Task instructions |
Write out the entries verbatim and leave the images out of the copy.
════════════════
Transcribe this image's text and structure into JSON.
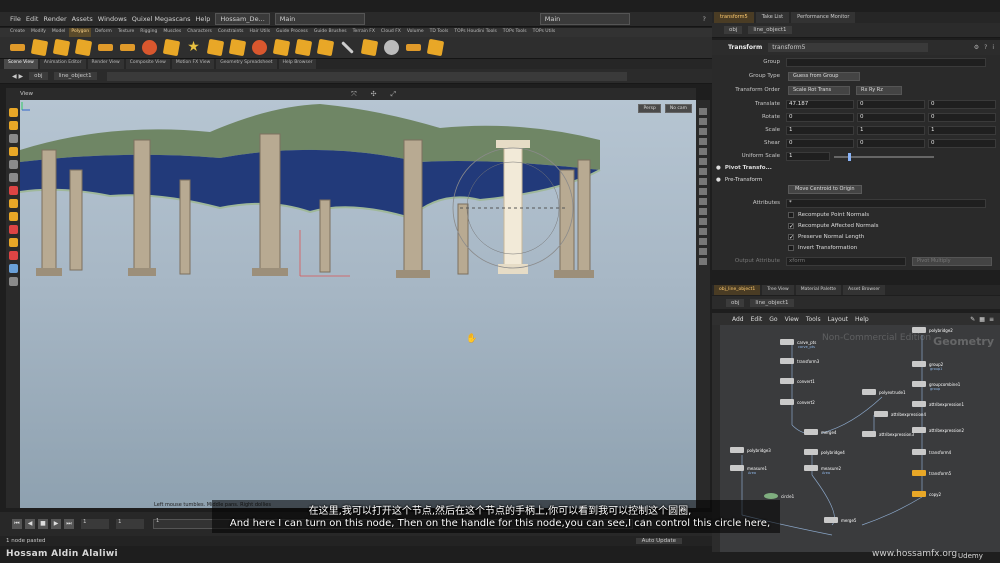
{
  "menubar": {
    "items": [
      "File",
      "Edit",
      "Render",
      "Assets",
      "Windows",
      "Quixel Megascans",
      "Help"
    ],
    "desktop": "Hossam_De...",
    "workspace": "Main",
    "right_workspace": "Main"
  },
  "shelf": {
    "tabs": [
      "Create",
      "Modify",
      "Model",
      "Polygon",
      "Deform",
      "Texture",
      "Rigging",
      "Muscles",
      "Characters",
      "Constraints",
      "Hair Utils",
      "Guide Process",
      "Guide Brushes",
      "Terrain FX",
      "Cloud FX",
      "Volume",
      "TD Tools",
      "TOPs Houdini Tools",
      "TOPs Tools",
      "TOPs Utils"
    ],
    "active_tab": "Polygon"
  },
  "viewer": {
    "tabs": [
      "Scene View",
      "Animation Editor",
      "Render View",
      "Composite View",
      "Motion FX View",
      "Geometry Spreadsheet",
      "Help Browser"
    ],
    "path_root": "obj",
    "path_object": "line_object1",
    "view_label": "View",
    "persp": "Persp",
    "cam": "No cam",
    "hint": "Left mouse tumbles. Middle pans. Right dollies"
  },
  "timeline": {
    "frame": "1",
    "start": "1",
    "end": "1",
    "tick": "1"
  },
  "status": {
    "message": "1 node pasted",
    "auto_update": "Auto Update"
  },
  "param_panel": {
    "tabs": [
      "transform5",
      "Take List",
      "Performance Monitor"
    ],
    "node_type": "Transform",
    "node_name": "transform5",
    "group_label": "Group",
    "group_value": "",
    "group_type_label": "Group Type",
    "group_type_value": "Guess from Group",
    "transform_order_label": "Transform Order",
    "transform_order_value": "Scale Rot Trans",
    "rot_order_value": "Rx Ry Rz",
    "translate_label": "Translate",
    "translate": [
      "47.187",
      "0",
      "0"
    ],
    "rotate_label": "Rotate",
    "rotate": [
      "0",
      "0",
      "0"
    ],
    "scale_label": "Scale",
    "scale": [
      "1",
      "1",
      "1"
    ],
    "shear_label": "Shear",
    "shear": [
      "0",
      "0",
      "0"
    ],
    "uniform_scale_label": "Uniform Scale",
    "uniform_scale": "1",
    "pivot_transform": "Pivot Transfo...",
    "pre_transform": "Pre-Transform",
    "move_centroid": "Move Centroid to Origin",
    "attributes_label": "Attributes",
    "attributes_value": "*",
    "recompute_point_normals": "Recompute Point Normals",
    "recompute_affected_normals": "Recompute Affected Normals",
    "preserve_normal_length": "Preserve Normal Length",
    "invert_transformation": "Invert Transformation",
    "output_attribute_label": "Output Attribute",
    "output_attribute_value": "xform",
    "pivot_multiply": "Pivot Multiply"
  },
  "network": {
    "tabs": [
      "obj_line_object1",
      "Tree View",
      "Material Palette",
      "Asset Browser"
    ],
    "path_root": "obj",
    "path_object": "line_object1",
    "menu": [
      "Add",
      "Edit",
      "Go",
      "View",
      "Tools",
      "Layout",
      "Help"
    ],
    "watermark": "Non-Commercial Edition",
    "context": "Geometry",
    "nodes": [
      {
        "label": "carve_pts",
        "sub": "carve_pts"
      },
      {
        "label": "transform3",
        "sub": ""
      },
      {
        "label": "convert1",
        "sub": ""
      },
      {
        "label": "convert2",
        "sub": ""
      },
      {
        "label": "merge4",
        "sub": ""
      },
      {
        "label": "polybridge3",
        "sub": ""
      },
      {
        "label": "polybridge4",
        "sub": ""
      },
      {
        "label": "measure1",
        "sub": "Area"
      },
      {
        "label": "measure2",
        "sub": "Area"
      },
      {
        "label": "attribexpression3",
        "sub": ""
      },
      {
        "label": "merge5",
        "sub": ""
      },
      {
        "label": "polybridge2",
        "sub": ""
      },
      {
        "label": "group2",
        "sub": "group1"
      },
      {
        "label": "groupcombine1",
        "sub": "group"
      },
      {
        "label": "attribexpression1",
        "sub": ""
      },
      {
        "label": "attribexpression2",
        "sub": ""
      },
      {
        "label": "transform4",
        "sub": ""
      },
      {
        "label": "transform5",
        "sub": ""
      },
      {
        "label": "copy2",
        "sub": ""
      },
      {
        "label": "polyextrude1",
        "sub": ""
      },
      {
        "label": "attribexpression4",
        "sub": ""
      },
      {
        "label": "circle1",
        "sub": ""
      }
    ]
  },
  "subtitles": {
    "chinese": "在这里,我可以打开这个节点,然后在这个节点的手柄上,你可以看到我可以控制这个圆圈,",
    "english": "And here I can turn on this node, Then on the handle for this node,you can see,I can control this circle here,"
  },
  "branding": {
    "author": "Hossam Aldin Alaliwi",
    "site": "www.hossamfx.org",
    "platform": "Udemy"
  }
}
════════════════
Solution |
Transcribe this image's text and structure into JSON.
{
  "menubar": {
    "items": [
      "File",
      "Edit",
      "Render",
      "Assets",
      "Windows",
      "Quixel Megascans",
      "Help"
    ],
    "desktop": "Hossam_De...",
    "workspace": "Main",
    "right_workspace": "Main"
  },
  "shelf": {
    "tabs": [
      "Create",
      "Modify",
      "Model",
      "Polygon",
      "Deform",
      "Texture",
      "Rigging",
      "Muscles",
      "Characters",
      "Constraints",
      "Hair Utils",
      "Guide Process",
      "Guide Brushes",
      "Terrain FX",
      "Cloud FX",
      "Volume",
      "TD Tools",
      "TOPs Houdini Tools",
      "TOPs Tools",
      "TOPs Utils"
    ],
    "active_tab": "Polygon"
  },
  "viewer": {
    "tabs": [
      "Scene View",
      "Animation Editor",
      "Render View",
      "Composite View",
      "Motion FX View",
      "Geometry Spreadsheet",
      "Help Browser"
    ],
    "path_root": "obj",
    "path_object": "line_object1",
    "view_label": "View",
    "persp": "Persp",
    "cam": "No cam",
    "hint": "Left mouse tumbles. Middle pans. Right dollies"
  },
  "timeline": {
    "frame": "1",
    "start": "1",
    "end": "1",
    "tick": "1"
  },
  "status": {
    "message": "1 node pasted",
    "auto_update": "Auto Update"
  },
  "param_panel": {
    "tabs": [
      "transform5",
      "Take List",
      "Performance Monitor"
    ],
    "node_type": "Transform",
    "node_name": "transform5",
    "group_label": "Group",
    "group_value": "",
    "group_type_label": "Group Type",
    "group_type_value": "Guess from Group",
    "transform_order_label": "Transform Order",
    "transform_order_value": "Scale Rot Trans",
    "rot_order_value": "Rx Ry Rz",
    "translate_label": "Translate",
    "translate": [
      "47.187",
      "0",
      "0"
    ],
    "rotate_label": "Rotate",
    "rotate": [
      "0",
      "0",
      "0"
    ],
    "scale_label": "Scale",
    "scale": [
      "1",
      "1",
      "1"
    ],
    "shear_label": "Shear",
    "shear": [
      "0",
      "0",
      "0"
    ],
    "uniform_scale_label": "Uniform Scale",
    "uniform_scale": "1",
    "pivot_transform": "Pivot Transfo...",
    "pre_transform": "Pre-Transform",
    "move_centroid": "Move Centroid to Origin",
    "attributes_label": "Attributes",
    "attributes_value": "*",
    "recompute_point_normals": "Recompute Point Normals",
    "recompute_affected_normals": "Recompute Affected Normals",
    "preserve_normal_length": "Preserve Normal Length",
    "invert_transformation": "Invert Transformation",
    "output_attribute_label": "Output Attribute",
    "output_attribute_value": "xform",
    "pivot_multiply": "Pivot Multiply"
  },
  "network": {
    "tabs": [
      "obj_line_object1",
      "Tree View",
      "Material Palette",
      "Asset Browser"
    ],
    "path_root": "obj",
    "path_object": "line_object1",
    "menu": [
      "Add",
      "Edit",
      "Go",
      "View",
      "Tools",
      "Layout",
      "Help"
    ],
    "watermark": "Non-Commercial Edition",
    "context": "Geometry",
    "nodes": [
      {
        "label": "carve_pts",
        "sub": "carve_pts"
      },
      {
        "label": "transform3",
        "sub": ""
      },
      {
        "label": "convert1",
        "sub": ""
      },
      {
        "label": "convert2",
        "sub": ""
      },
      {
        "label": "merge4",
        "sub": ""
      },
      {
        "label": "polybridge3",
        "sub": ""
      },
      {
        "label": "polybridge4",
        "sub": ""
      },
      {
        "label": "measure1",
        "sub": "Area"
      },
      {
        "label": "measure2",
        "sub": "Area"
      },
      {
        "label": "attribexpression3",
        "sub": ""
      },
      {
        "label": "merge5",
        "sub": ""
      },
      {
        "label": "polybridge2",
        "sub": ""
      },
      {
        "label": "group2",
        "sub": "group1"
      },
      {
        "label": "groupcombine1",
        "sub": "group"
      },
      {
        "label": "attribexpression1",
        "sub": ""
      },
      {
        "label": "attribexpression2",
        "sub": ""
      },
      {
        "label": "transform4",
        "sub": ""
      },
      {
        "label": "transform5",
        "sub": ""
      },
      {
        "label": "copy2",
        "sub": ""
      },
      {
        "label": "polyextrude1",
        "sub": ""
      },
      {
        "label": "attribexpression4",
        "sub": ""
      },
      {
        "label": "circle1",
        "sub": ""
      }
    ]
  },
  "subtitles": {
    "chinese": "在这里,我可以打开这个节点,然后在这个节点的手柄上,你可以看到我可以控制这个圆圈,",
    "english": "And here I can turn on this node, Then on the handle for this node,you can see,I can control this circle here,"
  },
  "branding": {
    "author": "Hossam Aldin Alaliwi",
    "site": "www.hossamfx.org",
    "platform": "Udemy"
  }
}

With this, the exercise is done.